"""
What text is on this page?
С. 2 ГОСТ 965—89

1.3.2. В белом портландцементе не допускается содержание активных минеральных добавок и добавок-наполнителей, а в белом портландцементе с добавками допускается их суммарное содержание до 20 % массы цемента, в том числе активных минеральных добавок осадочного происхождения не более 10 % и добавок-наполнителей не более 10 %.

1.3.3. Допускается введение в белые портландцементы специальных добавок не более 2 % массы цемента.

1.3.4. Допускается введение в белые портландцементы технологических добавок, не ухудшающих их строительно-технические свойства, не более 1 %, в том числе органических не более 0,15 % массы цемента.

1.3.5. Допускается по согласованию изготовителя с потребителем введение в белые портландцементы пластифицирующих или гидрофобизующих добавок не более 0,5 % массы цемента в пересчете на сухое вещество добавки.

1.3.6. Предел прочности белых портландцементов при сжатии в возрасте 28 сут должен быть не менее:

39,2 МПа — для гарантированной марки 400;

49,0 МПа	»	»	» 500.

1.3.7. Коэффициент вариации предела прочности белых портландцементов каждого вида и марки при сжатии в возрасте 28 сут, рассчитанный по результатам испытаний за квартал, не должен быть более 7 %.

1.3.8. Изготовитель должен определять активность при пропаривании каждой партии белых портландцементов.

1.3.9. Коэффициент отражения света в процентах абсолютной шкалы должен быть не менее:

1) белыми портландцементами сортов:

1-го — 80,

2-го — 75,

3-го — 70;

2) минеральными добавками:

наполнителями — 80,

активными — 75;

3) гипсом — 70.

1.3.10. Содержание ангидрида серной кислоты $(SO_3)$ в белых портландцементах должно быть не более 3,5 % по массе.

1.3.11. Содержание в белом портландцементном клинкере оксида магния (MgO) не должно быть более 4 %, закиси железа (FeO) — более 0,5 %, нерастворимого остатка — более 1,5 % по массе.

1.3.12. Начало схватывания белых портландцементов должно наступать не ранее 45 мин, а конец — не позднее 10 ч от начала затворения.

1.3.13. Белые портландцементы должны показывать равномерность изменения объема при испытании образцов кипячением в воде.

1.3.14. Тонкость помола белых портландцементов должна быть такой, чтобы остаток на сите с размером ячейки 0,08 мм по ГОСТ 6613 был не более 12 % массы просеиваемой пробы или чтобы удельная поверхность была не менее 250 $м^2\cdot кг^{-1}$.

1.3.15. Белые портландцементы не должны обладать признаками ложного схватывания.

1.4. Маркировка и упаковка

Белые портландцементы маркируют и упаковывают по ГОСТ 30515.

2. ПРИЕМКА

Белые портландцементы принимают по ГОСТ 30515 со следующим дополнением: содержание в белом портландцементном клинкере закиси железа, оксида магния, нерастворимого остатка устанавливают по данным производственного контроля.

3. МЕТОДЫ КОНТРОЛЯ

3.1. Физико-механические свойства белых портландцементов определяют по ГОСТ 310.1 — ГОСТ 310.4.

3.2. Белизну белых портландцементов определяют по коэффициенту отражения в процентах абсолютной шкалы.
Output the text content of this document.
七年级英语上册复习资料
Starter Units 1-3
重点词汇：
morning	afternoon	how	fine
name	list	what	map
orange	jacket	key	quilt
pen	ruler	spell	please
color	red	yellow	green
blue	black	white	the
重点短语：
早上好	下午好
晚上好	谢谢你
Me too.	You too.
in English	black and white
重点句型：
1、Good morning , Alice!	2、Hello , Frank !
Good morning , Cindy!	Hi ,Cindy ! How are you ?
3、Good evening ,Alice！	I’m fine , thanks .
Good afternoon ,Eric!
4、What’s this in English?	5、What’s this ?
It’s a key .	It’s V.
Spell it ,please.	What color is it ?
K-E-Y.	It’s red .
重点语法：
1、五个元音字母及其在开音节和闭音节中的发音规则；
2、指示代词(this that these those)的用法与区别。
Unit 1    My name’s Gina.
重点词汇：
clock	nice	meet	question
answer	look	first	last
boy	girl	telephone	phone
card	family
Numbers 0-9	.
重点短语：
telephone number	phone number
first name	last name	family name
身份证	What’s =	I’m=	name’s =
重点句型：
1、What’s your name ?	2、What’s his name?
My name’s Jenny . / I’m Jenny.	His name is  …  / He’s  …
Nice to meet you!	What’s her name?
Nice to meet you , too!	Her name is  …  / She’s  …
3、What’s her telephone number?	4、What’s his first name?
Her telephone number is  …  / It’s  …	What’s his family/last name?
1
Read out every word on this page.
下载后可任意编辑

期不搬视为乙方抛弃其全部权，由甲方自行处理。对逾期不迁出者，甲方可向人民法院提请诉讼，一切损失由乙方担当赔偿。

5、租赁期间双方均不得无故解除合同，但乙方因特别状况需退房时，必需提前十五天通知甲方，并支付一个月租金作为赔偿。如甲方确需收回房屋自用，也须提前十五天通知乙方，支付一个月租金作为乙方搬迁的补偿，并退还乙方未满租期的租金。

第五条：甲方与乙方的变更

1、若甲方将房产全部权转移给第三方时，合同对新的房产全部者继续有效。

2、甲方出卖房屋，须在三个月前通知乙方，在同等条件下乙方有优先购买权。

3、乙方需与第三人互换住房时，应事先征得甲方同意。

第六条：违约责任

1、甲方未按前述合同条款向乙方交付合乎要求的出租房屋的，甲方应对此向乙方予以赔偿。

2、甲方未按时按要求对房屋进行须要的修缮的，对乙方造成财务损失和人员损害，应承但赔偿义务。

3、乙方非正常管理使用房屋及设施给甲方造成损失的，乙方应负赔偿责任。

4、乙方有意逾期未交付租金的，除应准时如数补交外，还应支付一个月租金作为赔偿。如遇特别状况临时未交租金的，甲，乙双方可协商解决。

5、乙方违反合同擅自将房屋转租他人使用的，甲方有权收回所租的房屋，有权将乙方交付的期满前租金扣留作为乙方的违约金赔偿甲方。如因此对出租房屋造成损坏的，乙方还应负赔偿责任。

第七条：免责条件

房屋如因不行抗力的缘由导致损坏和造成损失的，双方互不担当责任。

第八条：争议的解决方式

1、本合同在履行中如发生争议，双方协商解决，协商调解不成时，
"""
§ OBJECTIVE
Return the whole listing exactly, with every line included.

§ EXPECTED ANSWER
What text is on this page?
С. 2 ГОСТ 965—89

1.3.2. В белом портландцементе не допускается содержание активных минеральных добавок и добавок-наполнителей, а в белом портландцементе с добавками допускается их суммарное содержание до 20 % массы цемента, в том числе активных минеральных добавок осадочного происхождения не более 10 % и добавок-наполнителей не более 10 %.

1.3.3. Допускается введение в белые портландцементы специальных добавок не более 2 % массы цемента.

1.3.4. Допускается введение в белые портландцементы технологических добавок, не ухудшающих их строительно-технические свойства, не более 1 %, в том числе органических не более 0,15 % массы цемента.

1.3.5. Допускается по согласованию изготовителя с потребителем введение в белые портландцементы пластифицирующих или гидрофобизующих добавок не более 0,5 % массы цемента в пересчете на сухое вещество добавки.

1.3.6. Предел прочности белых портландцементов при сжатии в возрасте 28 сут должен быть не менее:

39,2 МПа — для гарантированной марки 400;

49,0 МПа	»	»	» 500.

1.3.7. Коэффициент вариации предела прочности белых портландцементов каждого вида и марки при сжатии в возрасте 28 сут, рассчитанный по результатам испытаний за квартал, не должен быть более 7 %.

1.3.8. Изготовитель должен определять активность при пропаривании каждой партии белых портландцементов.

1.3.9. Коэффициент отражения света в процентах абсолютной шкалы должен быть не менее:

1) белыми портландцементами сортов:

1-го — 80,

2-го — 75,

3-го — 70;

2) минеральными добавками:

наполнителями — 80,

активными — 75;

3) гипсом — 70.

1.3.10. Содержание ангидрида серной кислоты $(SO_3)$ в белых портландцементах должно быть не более 3,5 % по массе.

1.3.11. Содержание в белом портландцементном клинкере оксида магния (MgO) не должно быть более 4 %, закиси железа (FeO) — более 0,5 %, нерастворимого остатка — более 1,5 % по массе.

1.3.12. Начало схватывания белых портландцементов должно наступать не ранее 45 мин, а конец — не позднее 10 ч от начала затворения.

1.3.13. Белые портландцементы должны показывать равномерность изменения объема при испытании образцов кипячением в воде.

1.3.14. Тонкость помола белых портландцементов должна быть такой, чтобы остаток на сите с размером ячейки 0,08 мм по ГОСТ 6613 был не более 12 % массы просеиваемой пробы или чтобы удельная поверхность была не менее 250 $м^2\cdot кг^{-1}$.

1.3.15. Белые портландцементы не должны обладать признаками ложного схватывания.

1.4. Маркировка и упаковка

Белые портландцементы маркируют и упаковывают по ГОСТ 30515.

2. ПРИЕМКА

Белые портландцементы принимают по ГОСТ 30515 со следующим дополнением: содержание в белом портландцементном клинкере закиси железа, оксида магния, нерастворимого остатка устанавливают по данным производственного контроля.

3. МЕТОДЫ КОНТРОЛЯ

3.1. Физико-механические свойства белых портландцементов определяют по ГОСТ 310.1 — ГОСТ 310.4.

3.2. Белизну белых портландцементов определяют по коэффициенту отражения в процентах абсолютной шкалы.
Output the text content of this document.
七年级英语上册复习资料
Starter Units 1-3
重点词汇：
morning	afternoon	how	fine
name	list	what	map
orange	jacket	key	quilt
pen	ruler	spell	please
color	red	yellow	green
blue	black	white	the
重点短语：
早上好	下午好
晚上好	谢谢你
Me too.	You too.
in English	black and white
重点句型：
1、Good morning , Alice!	2、Hello , Frank !
Good morning , Cindy!	Hi ,Cindy ! How are you ?
3、Good evening ,Alice！	I’m fine , thanks .
Good afternoon ,Eric!
4、What’s this in English?	5、What’s this ?
It’s a key .	It’s V.
Spell it ,please.	What color is it ?
K-E-Y.	It’s red .
重点语法：
1、五个元音字母及其在开音节和闭音节中的发音规则；
2、指示代词(this that these those)的用法与区别。
Unit 1    My name’s Gina.
重点词汇：
clock	nice	meet	question
answer	look	first	last
boy	girl	telephone	phone
card	family
Numbers 0-9	.
重点短语：
telephone number	phone number
first name	last name	family name
身份证	What’s =	I’m=	name’s =
重点句型：
1、What’s your name ?	2、What’s his name?
My name’s Jenny . / I’m Jenny.	His name is  …  / He’s  …
Nice to meet you!	What’s her name?
Nice to meet you , too!	Her name is  …  / She’s  …
3、What’s her telephone number?	4、What’s his first name?
Her telephone number is  …  / It’s  …	What’s his family/last name?
1
Read out every word on this page.
下载后可任意编辑

期不搬视为乙方抛弃其全部权，由甲方自行处理。对逾期不迁出者，甲方可向人民法院提请诉讼，一切损失由乙方担当赔偿。

5、租赁期间双方均不得无故解除合同，但乙方因特别状况需退房时，必需提前十五天通知甲方，并支付一个月租金作为赔偿。如甲方确需收回房屋自用，也须提前十五天通知乙方，支付一个月租金作为乙方搬迁的补偿，并退还乙方未满租期的租金。

第五条：甲方与乙方的变更

1、若甲方将房产全部权转移给第三方时，合同对新的房产全部者继续有效。

2、甲方出卖房屋，须在三个月前通知乙方，在同等条件下乙方有优先购买权。

3、乙方需与第三人互换住房时，应事先征得甲方同意。

第六条：违约责任

1、甲方未按前述合同条款向乙方交付合乎要求的出租房屋的，甲方应对此向乙方予以赔偿。

2、甲方未按时按要求对房屋进行须要的修缮的，对乙方造成财务损失和人员损害，应承但赔偿义务。

3、乙方非正常管理使用房屋及设施给甲方造成损失的，乙方应负赔偿责任。

4、乙方有意逾期未交付租金的，除应准时如数补交外，还应支付一个月租金作为赔偿。如遇特别状况临时未交租金的，甲，乙双方可协商解决。

5、乙方违反合同擅自将房屋转租他人使用的，甲方有权收回所租的房屋，有权将乙方交付的期满前租金扣留作为乙方的违约金赔偿甲方。如因此对出租房屋造成损坏的，乙方还应负赔偿责任。

第七条：免责条件

房屋如因不行抗力的缘由导致损坏和造成损失的，双方互不担当责任。

第八条：争议的解决方式

1、本合同在履行中如发生争议，双方协商解决，协商调解不成时，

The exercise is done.